## Prompt
Below are the entries; count the lines in them that contain the word "закупки" and give only the number.

======== Listing ========

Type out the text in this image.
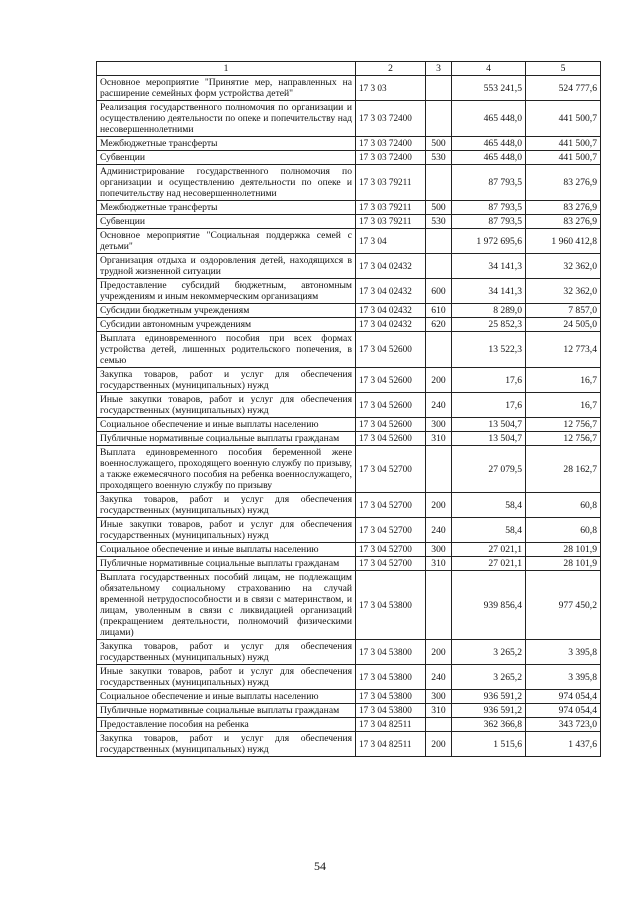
1	2	3	4	5
Основное мероприятие "Принятие мер, направленных на расширение семейных форм устройства детей"	17 3 03		553 241,5	524 777,6
Реализация государственного полномочия по организации и осуществлению деятельности по опеке и попечительству над несовершеннолетними	17 3 03 72400		465 448,0	441 500,7
Межбюджетные трансферты	17 3 03 72400	500	465 448,0	441 500,7
Субвенции	17 3 03 72400	530	465 448,0	441 500,7
Администрирование государственного полномочия по организации и осуществлению деятельности по опеке и попечительству над несовершеннолетними	17 3 03 79211		87 793,5	83 276,9
Межбюджетные трансферты	17 3 03 79211	500	87 793,5	83 276,9
Субвенции	17 3 03 79211	530	87 793,5	83 276,9
Основное мероприятие "Социальная поддержка семей с детьми"	17 3 04		1 972 695,6	1 960 412,8
Организация отдыха и оздоровления детей, находящихся в трудной жизненной ситуации	17 3 04 02432		34 141,3	32 362,0
Предоставление субсидий бюджетным, автономным учреждениям и иным некоммерческим организациям	17 3 04 02432	600	34 141,3	32 362,0
Субсидии бюджетным учреждениям	17 3 04 02432	610	8 289,0	7 857,0
Субсидии автономным учреждениям	17 3 04 02432	620	25 852,3	24 505,0
Выплата единовременного пособия при всех формах устройства детей, лишенных родительского попечения, в семью	17 3 04 52600		13 522,3	12 773,4
Закупка товаров, работ и услуг для обеспечения государственных (муниципальных) нужд	17 3 04 52600	200	17,6	16,7
Иные закупки товаров, работ и услуг для обеспечения государственных (муниципальных) нужд	17 3 04 52600	240	17,6	16,7
Социальное обеспечение и иные выплаты населению	17 3 04 52600	300	13 504,7	12 756,7
Публичные нормативные социальные выплаты гражданам	17 3 04 52600	310	13 504,7	12 756,7
Выплата единовременного пособия беременной жене военнослужащего, проходящего военную службу по призыву, а также ежемесячного пособия на ребенка военнослужащего, проходящего военную службу по призыву	17 3 04 52700		27 079,5	28 162,7
Закупка товаров, работ и услуг для обеспечения государственных (муниципальных) нужд	17 3 04 52700	200	58,4	60,8
Иные закупки товаров, работ и услуг для обеспечения государственных (муниципальных) нужд	17 3 04 52700	240	58,4	60,8
Социальное обеспечение и иные выплаты населению	17 3 04 52700	300	27 021,1	28 101,9
Публичные нормативные социальные выплаты гражданам	17 3 04 52700	310	27 021,1	28 101,9
Выплата государственных пособий лицам, не подлежащим обязательному социальному страхованию на случай временной нетрудоспособности и в связи с материнством, и лицам, уволенным в связи с ликвидацией организаций (прекращением деятельности, полномочий физическими лицами)	17 3 04 53800		939 856,4	977 450,2
Закупка товаров, работ и услуг для обеспечения государственных (муниципальных) нужд	17 3 04 53800	200	3 265,2	3 395,8
Иные закупки товаров, работ и услуг для обеспечения государственных (муниципальных) нужд	17 3 04 53800	240	3 265,2	3 395,8
Социальное обеспечение и иные выплаты населению	17 3 04 53800	300	936 591,2	974 054,4
Публичные нормативные социальные выплаты гражданам	17 3 04 53800	310	936 591,2	974 054,4
Предоставление пособия на ребенка	17 3 04 82511		362 366,8	343 723,0
Закупка товаров, работ и услуг для обеспечения государственных (муниципальных) нужд	17 3 04 82511	200	1 515,6	1 437,6
54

========

## Completed exercise
3